- **What this task involves**
Format every line of the entries below as a numbered list, skipping blank lines and leaving out the pictures.

- **Material for the task**

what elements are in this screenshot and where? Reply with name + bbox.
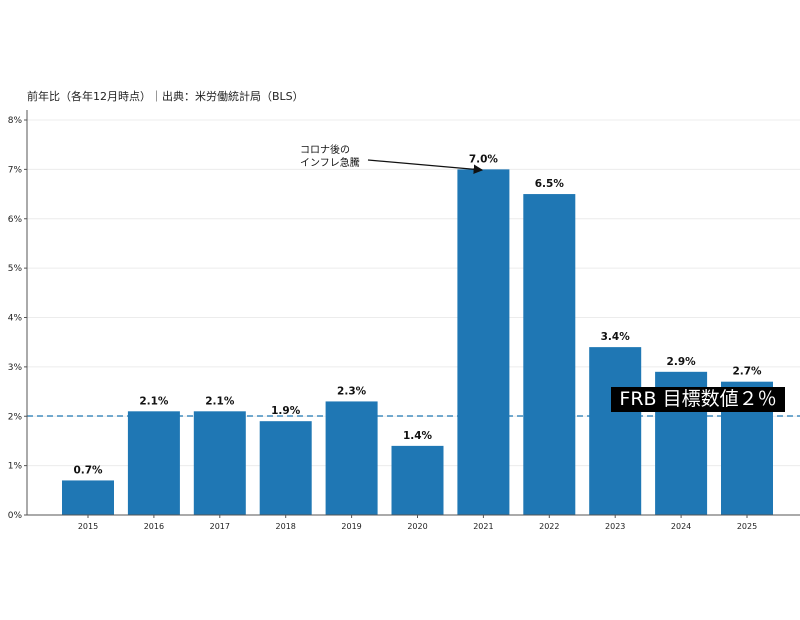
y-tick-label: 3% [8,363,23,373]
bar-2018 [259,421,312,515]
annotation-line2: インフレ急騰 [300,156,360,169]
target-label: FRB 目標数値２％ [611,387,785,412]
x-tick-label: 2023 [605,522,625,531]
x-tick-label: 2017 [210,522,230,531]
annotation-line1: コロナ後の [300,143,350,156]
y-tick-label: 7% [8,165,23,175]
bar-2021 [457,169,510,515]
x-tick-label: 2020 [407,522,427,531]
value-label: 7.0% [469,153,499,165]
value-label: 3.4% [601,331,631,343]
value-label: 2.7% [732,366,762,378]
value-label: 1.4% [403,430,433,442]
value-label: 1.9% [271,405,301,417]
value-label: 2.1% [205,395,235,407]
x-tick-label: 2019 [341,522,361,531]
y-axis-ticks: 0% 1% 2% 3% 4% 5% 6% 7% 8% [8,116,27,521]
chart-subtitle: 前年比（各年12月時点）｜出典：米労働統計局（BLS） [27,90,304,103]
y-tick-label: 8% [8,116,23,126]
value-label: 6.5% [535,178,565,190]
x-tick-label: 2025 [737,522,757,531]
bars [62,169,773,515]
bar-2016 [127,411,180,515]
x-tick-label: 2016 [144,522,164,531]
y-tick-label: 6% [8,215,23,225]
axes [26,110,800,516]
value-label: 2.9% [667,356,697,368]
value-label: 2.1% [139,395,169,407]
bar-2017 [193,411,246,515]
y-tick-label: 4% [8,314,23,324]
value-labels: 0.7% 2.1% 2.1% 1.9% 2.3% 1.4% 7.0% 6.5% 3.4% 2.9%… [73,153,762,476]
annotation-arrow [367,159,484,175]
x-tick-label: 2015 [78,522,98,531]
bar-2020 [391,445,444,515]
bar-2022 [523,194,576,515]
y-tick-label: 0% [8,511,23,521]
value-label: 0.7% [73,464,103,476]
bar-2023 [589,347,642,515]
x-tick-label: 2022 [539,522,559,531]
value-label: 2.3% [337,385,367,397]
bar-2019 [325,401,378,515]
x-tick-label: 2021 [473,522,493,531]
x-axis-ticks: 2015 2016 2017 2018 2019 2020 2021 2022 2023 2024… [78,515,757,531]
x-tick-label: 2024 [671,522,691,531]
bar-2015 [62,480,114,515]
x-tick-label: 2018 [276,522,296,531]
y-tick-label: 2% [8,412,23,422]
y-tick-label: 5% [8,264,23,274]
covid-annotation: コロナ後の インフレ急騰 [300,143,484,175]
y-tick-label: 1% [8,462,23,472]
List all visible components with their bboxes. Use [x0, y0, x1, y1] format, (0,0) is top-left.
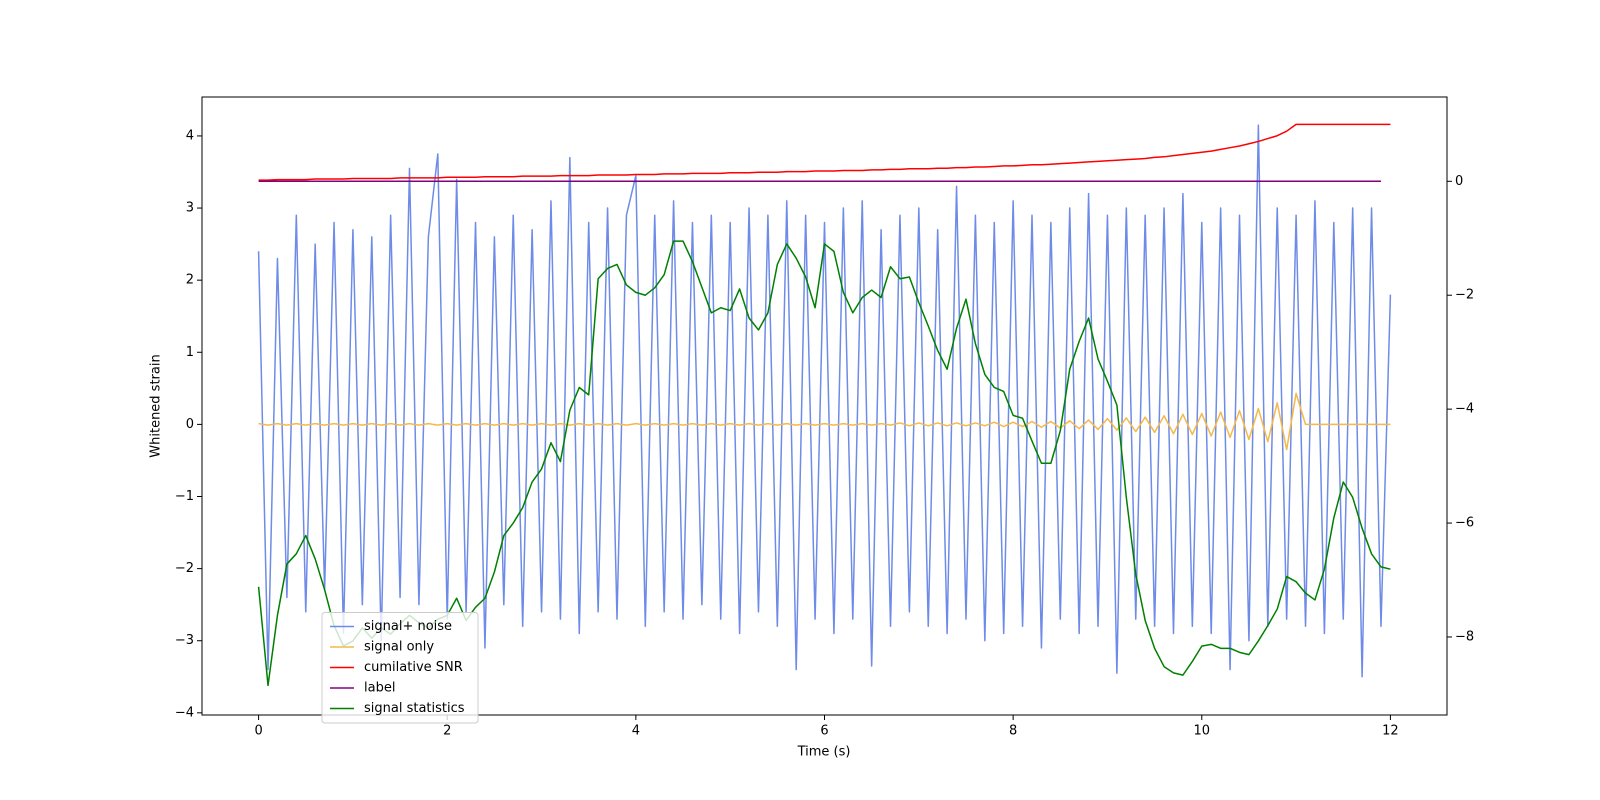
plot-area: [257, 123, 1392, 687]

- **Solution to this exercise**
1. what elements are in this screenshot and where? Reply with name + bbox.
2. y-tick-label: 3% [8,363,23,373]
3. bar-2018 [259,421,312,515]
4. annotation-line2: インフレ急騰 [300,156,360,169]
5. target-label: FRB 目標数値２％ [611,387,785,412]
6. x-tick-label: 2023 [605,522,625,531]
7. x-tick-label: 2017 [210,522,230,531]
8. annotation-line1: コロナ後の [300,143,350,156]
9. y-tick-label: 7% [8,165,23,175]
10. bar-2021 [457,169,510,515]
11. x-tick-label: 2020 [407,522,427,531]
12. value-label: 7.0% [469,153,499,165]
13. value-label: 3.4% [601,331,631,343]
14. value-label: 2.7% [732,366,762,378]
15. value-label: 1.4% [403,430,433,442]
16. value-label: 1.9% [271,405,301,417]
17. value-label: 2.1% [205,395,235,407]
18. x-tick-label: 2019 [341,522,361,531]
19. y-axis-ticks: 0% 1% 2% 3% 4% 5% 6% 7% 8% [8,116,27,521]
20. chart-subtitle: 前年比（各年12月時点）｜出典：米労働統計局（BLS） [27,90,304,103]
21. y-tick-label: 8% [8,116,23,126]
22. value-label: 6.5% [535,178,565,190]
23. x-tick-label: 2025 [737,522,757,531]
24. bars [62,169,773,515]
25. bar-2016 [127,411,180,515]
26. x-tick-label: 2016 [144,522,164,531]
27. y-tick-label: 6% [8,215,23,225]
28. axes [26,110,800,516]
29. value-label: 2.9% [667,356,697,368]
30. value-label: 2.1% [139,395,169,407]
31. bar-2017 [193,411,246,515]
32. y-tick-label: 4% [8,314,23,324]
33. value-labels: 0.7% 2.1% 2.1% 1.9% 2.3% 1.4% 7.0% 6.5% 3.4% 2.9%… [73,153,762,476]
34. annotation-arrow [367,159,484,175]
35. x-tick-label: 2015 [78,522,98,531]
36. bar-2020 [391,445,444,515]
37. bar-2022 [523,194,576,515]
38. y-tick-label: 0% [8,511,23,521]
39. value-label: 0.7% [73,464,103,476]
40. bar-2023 [589,347,642,515]
41. x-tick-label: 2022 [539,522,559,531]
42. value-label: 2.3% [337,385,367,397]
43. bar-2019 [325,401,378,515]
44. x-tick-label: 2021 [473,522,493,531]
45. x-axis-ticks: 2015 2016 2017 2018 2019 2020 2021 2022 2023 2024… [78,515,757,531]
46. x-tick-label: 2024 [671,522,691,531]
47. bar-2015 [62,480,114,515]
48. x-tick-label: 2018 [276,522,296,531]
49. y-tick-label: 2% [8,412,23,422]
50. y-tick-label: 5% [8,264,23,274]
51. covid-annotation: コロナ後の インフレ急騰 [300,143,484,175]
52. y-tick-label: 1% [8,462,23,472]
53. List all visible components with their bboxes. Use [x0, y0, x1, y1] format, (0,0) is top-left.
54. plot-area: [257, 123, 1392, 687]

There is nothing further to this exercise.